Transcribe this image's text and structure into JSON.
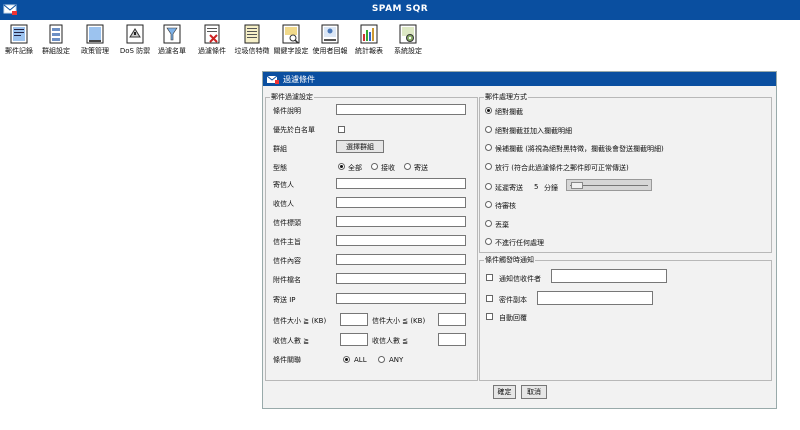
{
  "app": {
    "title": "SPAM SQR"
  },
  "toolbar": {
    "items": [
      {
        "label": "郵件記錄"
      },
      {
        "label": "群組設定"
      },
      {
        "label": "政策管理"
      },
      {
        "label": "DoS 防禦"
      },
      {
        "label": "過濾名單"
      },
      {
        "label": "過濾條件"
      },
      {
        "label": "垃圾信特徵"
      },
      {
        "label": "關鍵字設定"
      },
      {
        "label": "使用者回報"
      },
      {
        "label": "統計報表"
      },
      {
        "label": "系統設定"
      }
    ]
  },
  "window": {
    "title": "過濾條件",
    "filter": {
      "legend": "郵件過濾設定",
      "desc_label": "條件說明",
      "whitelist_label": "優先於白名單",
      "group_label": "群組",
      "group_button": "選擇群組",
      "type_label": "型態",
      "type_options": [
        "全部",
        "接收",
        "寄送"
      ],
      "sender_label": "寄信人",
      "recipient_label": "收信人",
      "header_label": "信件標頭",
      "subject_label": "信件主旨",
      "content_label": "信件內容",
      "attachment_label": "附件檔名",
      "ip_label": "寄送 IP",
      "size_ge_label": "信件大小 ≧ (KB)",
      "size_le_label": "信件大小 ≦ (KB)",
      "rcpt_ge_label": "收信人數 ≧",
      "rcpt_le_label": "收信人數 ≦",
      "relation_label": "條件關聯",
      "relation_options": [
        "ALL",
        "ANY"
      ]
    },
    "action": {
      "legend": "郵件處理方式",
      "options": [
        "絕對攔截",
        "絕對攔截並加入攔截明細",
        "候補攔截 (將視為絕對黑特徵，攔截後會發送攔截明細)",
        "放行 (符合此過濾條件之郵件即可正常傳送)",
        "延遲寄送",
        "待審核",
        "丟棄",
        "不進行任何處理"
      ],
      "delay_value": "5",
      "delay_unit": "分鐘",
      "delay_level": 0
    },
    "notify": {
      "legend": "條件觸發時通知",
      "notify_recipient": "通知信收件者",
      "bcc": "密件副本",
      "auto_reply": "自動回覆"
    },
    "ok_button": "確定",
    "cancel_button": "取消"
  },
  "colors": {
    "titlebar": "#0a4fa0",
    "panel": "#f2f2f2"
  }
}
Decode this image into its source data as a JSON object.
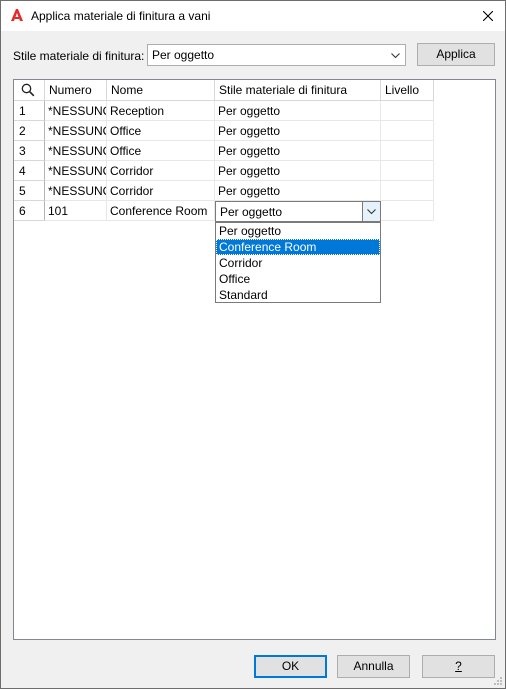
{
  "window": {
    "title": "Applica materiale di finitura a vani"
  },
  "toolbar": {
    "style_label": "Stile materiale di finitura:",
    "style_value": "Per oggetto",
    "apply_label": "Applica"
  },
  "table": {
    "columns": [
      "Numero",
      "Nome",
      "Stile materiale di finitura",
      "Livello"
    ],
    "rows": [
      {
        "idx": "1",
        "numero": "*NESSUNO*",
        "nome": "Reception",
        "stile": "Per oggetto",
        "livello": ""
      },
      {
        "idx": "2",
        "numero": "*NESSUNO*",
        "nome": "Office",
        "stile": "Per oggetto",
        "livello": ""
      },
      {
        "idx": "3",
        "numero": "*NESSUNO*",
        "nome": "Office",
        "stile": "Per oggetto",
        "livello": ""
      },
      {
        "idx": "4",
        "numero": "*NESSUNO*",
        "nome": "Corridor",
        "stile": "Per oggetto",
        "livello": ""
      },
      {
        "idx": "5",
        "numero": "*NESSUNO*",
        "nome": "Corridor",
        "stile": "Per oggetto",
        "livello": ""
      },
      {
        "idx": "6",
        "numero": "101",
        "nome": "Conference Room",
        "stile": "Per oggetto",
        "livello": ""
      }
    ]
  },
  "dropdown": {
    "current": "Per oggetto",
    "options": [
      "Per oggetto",
      "Conference Room",
      "Corridor",
      "Office",
      "Standard"
    ],
    "selected_index": 1
  },
  "footer": {
    "ok_label": "OK",
    "cancel_label": "Annulla",
    "help_label": "?"
  },
  "colors": {
    "selection": "#0078d7",
    "brand": "#e32b2b"
  }
}
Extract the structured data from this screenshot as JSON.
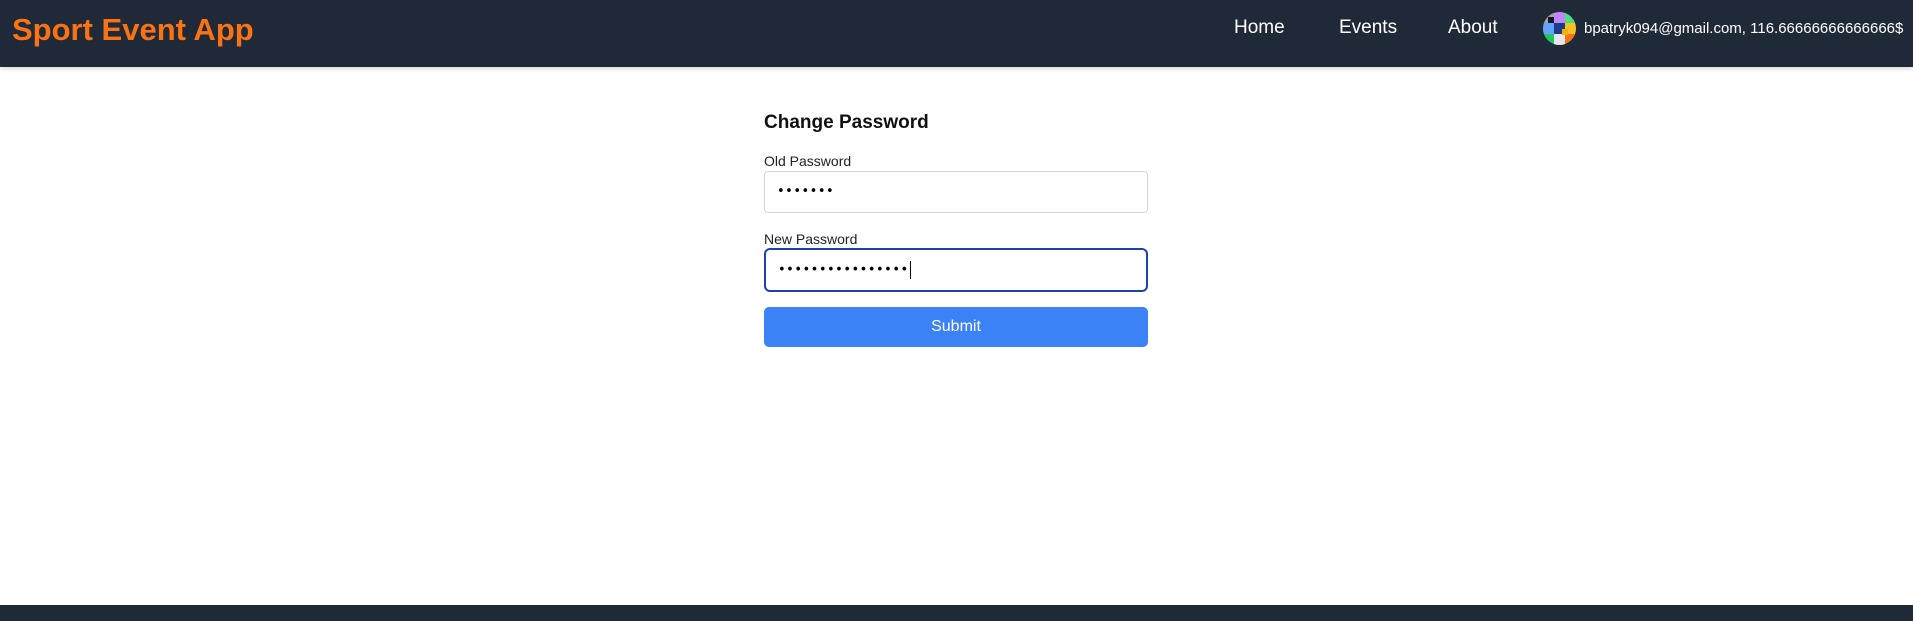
{
  "navbar": {
    "brand": "Sport Event App",
    "links": [
      "Home",
      "Events",
      "About"
    ],
    "user_info": "bpatryk094@gmail.com, 116.66666666666666$",
    "avatar_icon": "user-avatar-icon"
  },
  "form": {
    "title": "Change Password",
    "old_password_label": "Old Password",
    "old_password_value": "•••••••",
    "new_password_label": "New Password",
    "new_password_value": "••••••••••••••••",
    "submit_label": "Submit"
  },
  "colors": {
    "navbar_bg": "#1f2937",
    "brand": "#f97316",
    "button": "#3b82f6",
    "focus_border": "#1e40af"
  }
}
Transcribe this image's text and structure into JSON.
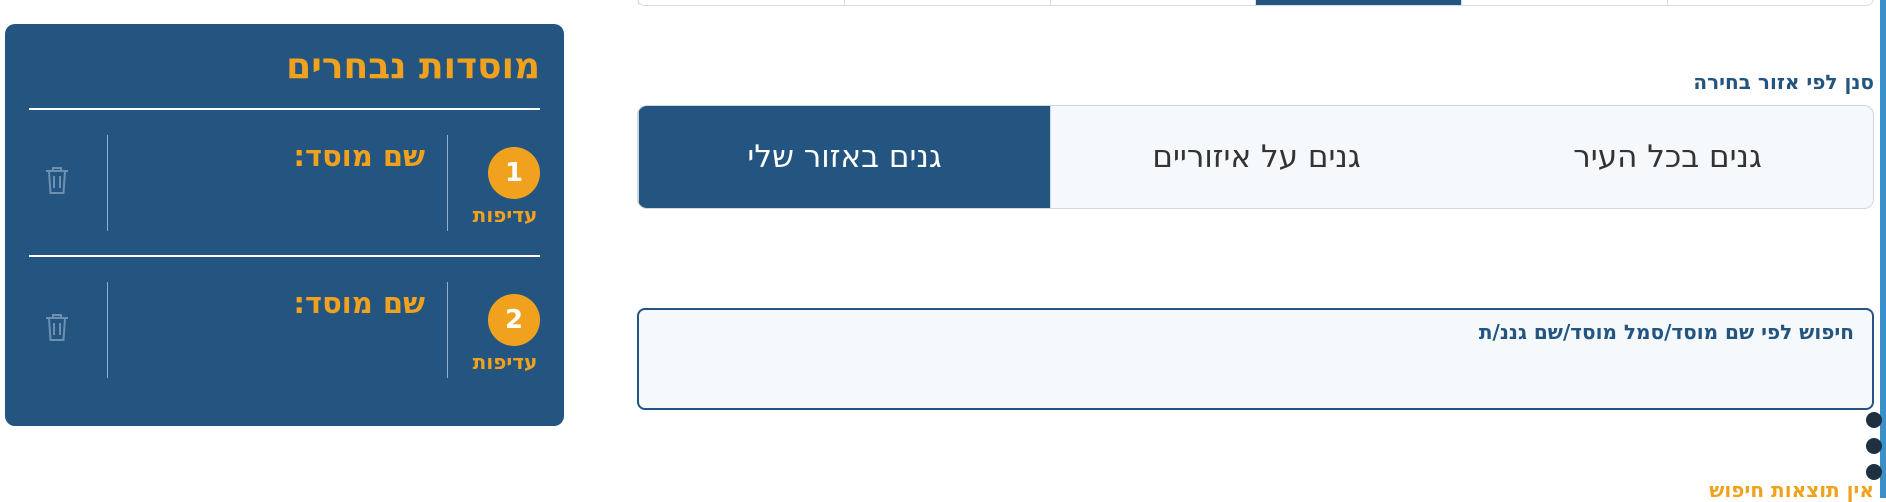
{
  "top_tabs": {
    "count": 6,
    "active_index": 3
  },
  "region_label": "סנן לפי אזור בחירה",
  "region_tabs": [
    {
      "label": "גנים באזור שלי",
      "active": true
    },
    {
      "label": "גנים על איזוריים",
      "active": false
    },
    {
      "label": "גנים בכל העיר",
      "active": false
    }
  ],
  "search": {
    "placeholder": "חיפוש לפי שם מוסד/סמל מוסד/שם גננ/ת",
    "value": ""
  },
  "no_results": "אין תוצאות חיפוש",
  "panel": {
    "title": "מוסדות נבחרים",
    "preferences": [
      {
        "number": "1",
        "pref_label": "עדיפות",
        "institution_label": "שם מוסד:"
      },
      {
        "number": "2",
        "pref_label": "עדיפות",
        "institution_label": "שם מוסד:"
      }
    ]
  },
  "colors": {
    "primary": "#245580",
    "accent": "#f0a21e",
    "light_bg": "#f5f9fc"
  },
  "icons": {
    "delete": "trash-icon",
    "dots": "dot-indicator"
  }
}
○ ○ ○ ○ ○ ○ ○
Aim of the task> Copy the records above exactly, omitting every picture.

Final answer>
Transcribe this image's text and structure into JSON.
{
  "app": {
    "title": "SPAM SQR"
  },
  "toolbar": {
    "items": [
      {
        "label": "郵件記錄"
      },
      {
        "label": "群組設定"
      },
      {
        "label": "政策管理"
      },
      {
        "label": "DoS 防禦"
      },
      {
        "label": "過濾名單"
      },
      {
        "label": "過濾條件"
      },
      {
        "label": "垃圾信特徵"
      },
      {
        "label": "關鍵字設定"
      },
      {
        "label": "使用者回報"
      },
      {
        "label": "統計報表"
      },
      {
        "label": "系統設定"
      }
    ]
  },
  "window": {
    "title": "過濾條件",
    "filter": {
      "legend": "郵件過濾設定",
      "desc_label": "條件說明",
      "whitelist_label": "優先於白名單",
      "group_label": "群組",
      "group_button": "選擇群組",
      "type_label": "型態",
      "type_options": [
        "全部",
        "接收",
        "寄送"
      ],
      "sender_label": "寄信人",
      "recipient_label": "收信人",
      "header_label": "信件標頭",
      "subject_label": "信件主旨",
      "content_label": "信件內容",
      "attachment_label": "附件檔名",
      "ip_label": "寄送 IP",
      "size_ge_label": "信件大小 ≧ (KB)",
      "size_le_label": "信件大小 ≦ (KB)",
      "rcpt_ge_label": "收信人數 ≧",
      "rcpt_le_label": "收信人數 ≦",
      "relation_label": "條件關聯",
      "relation_options": [
        "ALL",
        "ANY"
      ]
    },
    "action": {
      "legend": "郵件處理方式",
      "options": [
        "絕對攔截",
        "絕對攔截並加入攔截明細",
        "候補攔截 (將視為絕對黑特徵，攔截後會發送攔截明細)",
        "放行 (符合此過濾條件之郵件即可正常傳送)",
        "延遲寄送",
        "待審核",
        "丟棄",
        "不進行任何處理"
      ],
      "delay_value": "5",
      "delay_unit": "分鐘",
      "delay_level": 0
    },
    "notify": {
      "legend": "條件觸發時通知",
      "notify_recipient": "通知信收件者",
      "bcc": "密件副本",
      "auto_reply": "自動回覆"
    },
    "ok_button": "確定",
    "cancel_button": "取消"
  },
  "colors": {
    "titlebar": "#0a4fa0",
    "panel": "#f2f2f2"
  }
}
Decode this image into its source data as a JSON object.
{
  "window": {
    "title": "Applica materiale di finitura a vani"
  },
  "toolbar": {
    "style_label": "Stile materiale di finitura:",
    "style_value": "Per oggetto",
    "apply_label": "Applica"
  },
  "table": {
    "columns": [
      "Numero",
      "Nome",
      "Stile materiale di finitura",
      "Livello"
    ],
    "rows": [
      {
        "idx": "1",
        "numero": "*NESSUNO*",
        "nome": "Reception",
        "stile": "Per oggetto",
        "livello": ""
      },
      {
        "idx": "2",
        "numero": "*NESSUNO*",
        "nome": "Office",
        "stile": "Per oggetto",
        "livello": ""
      },
      {
        "idx": "3",
        "numero": "*NESSUNO*",
        "nome": "Office",
        "stile": "Per oggetto",
        "livello": ""
      },
      {
        "idx": "4",
        "numero": "*NESSUNO*",
        "nome": "Corridor",
        "stile": "Per oggetto",
        "livello": ""
      },
      {
        "idx": "5",
        "numero": "*NESSUNO*",
        "nome": "Corridor",
        "stile": "Per oggetto",
        "livello": ""
      },
      {
        "idx": "6",
        "numero": "101",
        "nome": "Conference Room",
        "stile": "Per oggetto",
        "livello": ""
      }
    ]
  },
  "dropdown": {
    "current": "Per oggetto",
    "options": [
      "Per oggetto",
      "Conference Room",
      "Corridor",
      "Office",
      "Standard"
    ],
    "selected_index": 1
  },
  "footer": {
    "ok_label": "OK",
    "cancel_label": "Annulla",
    "help_label": "?"
  },
  "colors": {
    "selection": "#0078d7",
    "brand": "#e32b2b"
  }
}
Extract the structured data from this screenshot as JSON.
{
  "navbar": {
    "brand": "Sport Event App",
    "links": [
      "Home",
      "Events",
      "About"
    ],
    "user_info": "bpatryk094@gmail.com, 116.66666666666666$",
    "avatar_icon": "user-avatar-icon"
  },
  "form": {
    "title": "Change Password",
    "old_password_label": "Old Password",
    "old_password_value": "•••••••",
    "new_password_label": "New Password",
    "new_password_value": "••••••••••••••••",
    "submit_label": "Submit"
  },
  "colors": {
    "navbar_bg": "#1f2937",
    "brand": "#f97316",
    "button": "#3b82f6",
    "focus_border": "#1e40af"
  }
}
Transcribe this image's text and structure into JSON.
{
  "top_tabs": {
    "count": 6,
    "active_index": 3
  },
  "region_label": "סנן לפי אזור בחירה",
  "region_tabs": [
    {
      "label": "גנים באזור שלי",
      "active": true
    },
    {
      "label": "גנים על איזוריים",
      "active": false
    },
    {
      "label": "גנים בכל העיר",
      "active": false
    }
  ],
  "search": {
    "placeholder": "חיפוש לפי שם מוסד/סמל מוסד/שם גננ/ת",
    "value": ""
  },
  "no_results": "אין תוצאות חיפוש",
  "panel": {
    "title": "מוסדות נבחרים",
    "preferences": [
      {
        "number": "1",
        "pref_label": "עדיפות",
        "institution_label": "שם מוסד:"
      },
      {
        "number": "2",
        "pref_label": "עדיפות",
        "institution_label": "שם מוסד:"
      }
    ]
  },
  "colors": {
    "primary": "#245580",
    "accent": "#f0a21e",
    "light_bg": "#f5f9fc"
  },
  "icons": {
    "delete": "trash-icon",
    "dots": "dot-indicator"
  }
}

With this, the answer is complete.